** Start RECORDS SHOWN **
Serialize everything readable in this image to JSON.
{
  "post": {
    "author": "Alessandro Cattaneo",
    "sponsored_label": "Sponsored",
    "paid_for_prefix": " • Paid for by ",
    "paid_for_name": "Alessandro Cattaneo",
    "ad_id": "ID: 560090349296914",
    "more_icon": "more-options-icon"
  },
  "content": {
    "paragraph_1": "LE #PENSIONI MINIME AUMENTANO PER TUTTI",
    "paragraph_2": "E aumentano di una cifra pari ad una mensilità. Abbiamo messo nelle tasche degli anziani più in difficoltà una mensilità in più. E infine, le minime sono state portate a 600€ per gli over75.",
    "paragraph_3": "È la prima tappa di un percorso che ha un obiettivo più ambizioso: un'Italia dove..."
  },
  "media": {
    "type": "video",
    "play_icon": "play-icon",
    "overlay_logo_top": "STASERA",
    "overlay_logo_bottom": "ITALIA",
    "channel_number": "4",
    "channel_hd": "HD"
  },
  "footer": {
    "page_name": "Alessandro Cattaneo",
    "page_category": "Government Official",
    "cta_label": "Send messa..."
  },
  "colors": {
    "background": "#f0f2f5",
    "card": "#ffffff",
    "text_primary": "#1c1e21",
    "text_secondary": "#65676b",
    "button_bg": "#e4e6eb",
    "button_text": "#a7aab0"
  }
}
** End RECORDS SHOWN **
§ PROBLEM STATEMENT
Print all of the data exactly as it was given.

§ RESULT FOR THIS EXERCISE
Serialize everything readable in this image to JSON.
{
  "post": {
    "author": "Alessandro Cattaneo",
    "sponsored_label": "Sponsored",
    "paid_for_prefix": " • Paid for by ",
    "paid_for_name": "Alessandro Cattaneo",
    "ad_id": "ID: 560090349296914",
    "more_icon": "more-options-icon"
  },
  "content": {
    "paragraph_1": "LE #PENSIONI MINIME AUMENTANO PER TUTTI",
    "paragraph_2": "E aumentano di una cifra pari ad una mensilità. Abbiamo messo nelle tasche degli anziani più in difficoltà una mensilità in più. E infine, le minime sono state portate a 600€ per gli over75.",
    "paragraph_3": "È la prima tappa di un percorso che ha un obiettivo più ambizioso: un'Italia dove..."
  },
  "media": {
    "type": "video",
    "play_icon": "play-icon",
    "overlay_logo_top": "STASERA",
    "overlay_logo_bottom": "ITALIA",
    "channel_number": "4",
    "channel_hd": "HD"
  },
  "footer": {
    "page_name": "Alessandro Cattaneo",
    "page_category": "Government Official",
    "cta_label": "Send messa..."
  },
  "colors": {
    "background": "#f0f2f5",
    "card": "#ffffff",
    "text_primary": "#1c1e21",
    "text_secondary": "#65676b",
    "button_bg": "#e4e6eb",
    "button_text": "#a7aab0"
  }
}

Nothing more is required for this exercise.